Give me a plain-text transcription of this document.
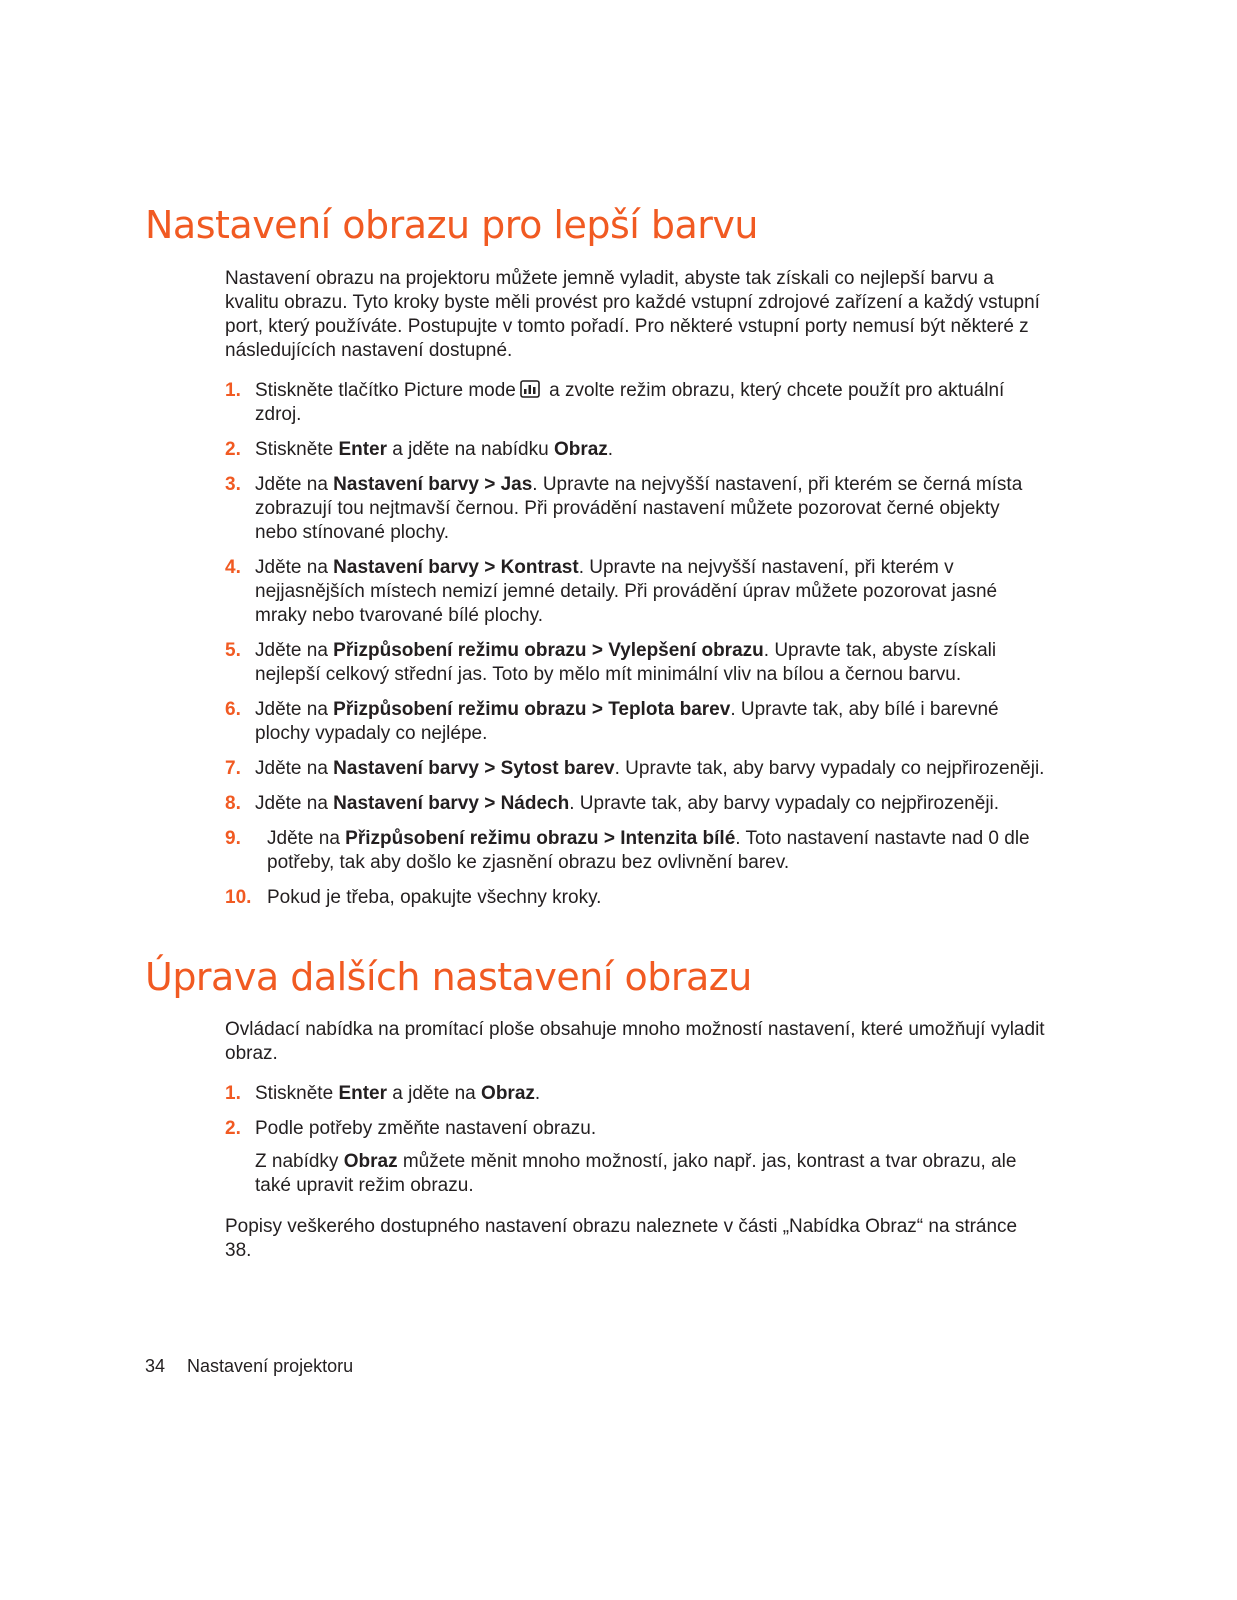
Nastavení obrazu pro lepší barvu

Nastavení obrazu na projektoru můžete jemně vyladit, abyste tak získali co nejlepší barvu a kvalitu obrazu. Tyto kroky byste měli provést pro každé vstupní zdrojové zařízení a každý vstupní port, který používáte. Postupujte v tomto pořadí. Pro některé vstupní porty nemusí být některé z následujících nastavení dostupné.

1. Stiskněte tlačítko Picture mode a zvolte režim obrazu, který chcete použít pro aktuální zdroj.
2. Stiskněte Enter a jděte na nabídku Obraz.
3. Jděte na Nastavení barvy > Jas. Upravte na nejvyšší nastavení, při kterém se černá místa zobrazují tou nejtmavší černou. Při provádění nastavení můžete pozorovat černé objekty nebo stínované plochy.
4. Jděte na Nastavení barvy > Kontrast. Upravte na nejvyšší nastavení, při kterém v nejjasnějších místech nemizí jemné detaily. Při provádění úprav můžete pozorovat jasné mraky nebo tvarované bílé plochy.
5. Jděte na Přizpůsobení režimu obrazu > Vylepšení obrazu. Upravte tak, abyste získali nejlepší celkový střední jas. Toto by mělo mít minimální vliv na bílou a černou barvu.
6. Jděte na Přizpůsobení režimu obrazu > Teplota barev. Upravte tak, aby bílé i barevné plochy vypadaly co nejlépe.
7. Jděte na Nastavení barvy > Sytost barev. Upravte tak, aby barvy vypadaly co nejpřirozeněji.
8. Jděte na Nastavení barvy > Nádech. Upravte tak, aby barvy vypadaly co nejpřirozeněji.
9. Jděte na Přizpůsobení režimu obrazu > Intenzita bílé. Toto nastavení nastavte nad 0 dle potřeby, tak aby došlo ke zjasnění obrazu bez ovlivnění barev.
10. Pokud je třeba, opakujte všechny kroky.
Úprava dalších nastavení obrazu

Ovládací nabídka na promítací ploše obsahuje mnoho možností nastavení, které umožňují vyladit obraz.

1. Stiskněte Enter a jděte na Obraz.
2. Podle potřeby změňte nastavení obrazu.

Z nabídky Obraz můžete měnit mnoho možností, jako např. jas, kontrast a tvar obrazu, ale také upravit režim obrazu.

Popisy veškerého dostupného nastavení obrazu naleznete v části „Nabídka Obraz“ na stránce 38.

34 Nastavení projektoru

========================================================================

* _Task statement_
Word for word, quote the full listing, omitting every picture.

* _Worked solution_
Give me a plain-text transcription of this document.
Nastavení obrazu pro lepší barvu

Nastavení obrazu na projektoru můžete jemně vyladit, abyste tak získali co nejlepší barvu a kvalitu obrazu. Tyto kroky byste měli provést pro každé vstupní zdrojové zařízení a každý vstupní port, který používáte. Postupujte v tomto pořadí. Pro některé vstupní porty nemusí být některé z následujících nastavení dostupné.

1. Stiskněte tlačítko Picture mode a zvolte režim obrazu, který chcete použít pro aktuální zdroj.
2. Stiskněte Enter a jděte na nabídku Obraz.
3. Jděte na Nastavení barvy > Jas. Upravte na nejvyšší nastavení, při kterém se černá místa zobrazují tou nejtmavší černou. Při provádění nastavení můžete pozorovat černé objekty nebo stínované plochy.
4. Jděte na Nastavení barvy > Kontrast. Upravte na nejvyšší nastavení, při kterém v nejjasnějších místech nemizí jemné detaily. Při provádění úprav můžete pozorovat jasné mraky nebo tvarované bílé plochy.
5. Jděte na Přizpůsobení režimu obrazu > Vylepšení obrazu. Upravte tak, abyste získali nejlepší celkový střední jas. Toto by mělo mít minimální vliv na bílou a černou barvu.
6. Jděte na Přizpůsobení režimu obrazu > Teplota barev. Upravte tak, aby bílé i barevné plochy vypadaly co nejlépe.
7. Jděte na Nastavení barvy > Sytost barev. Upravte tak, aby barvy vypadaly co nejpřirozeněji.
8. Jděte na Nastavení barvy > Nádech. Upravte tak, aby barvy vypadaly co nejpřirozeněji.
9. Jděte na Přizpůsobení režimu obrazu > Intenzita bílé. Toto nastavení nastavte nad 0 dle potřeby, tak aby došlo ke zjasnění obrazu bez ovlivnění barev.
10. Pokud je třeba, opakujte všechny kroky.
Úprava dalších nastavení obrazu

Ovládací nabídka na promítací ploše obsahuje mnoho možností nastavení, které umožňují vyladit obraz.

1. Stiskněte Enter a jděte na Obraz.
2. Podle potřeby změňte nastavení obrazu.

Z nabídky Obraz můžete měnit mnoho možností, jako např. jas, kontrast a tvar obrazu, ale také upravit režim obrazu.

Popisy veškerého dostupného nastavení obrazu naleznete v části „Nabídka Obraz“ na stránce 38.

34 Nastavení projektoru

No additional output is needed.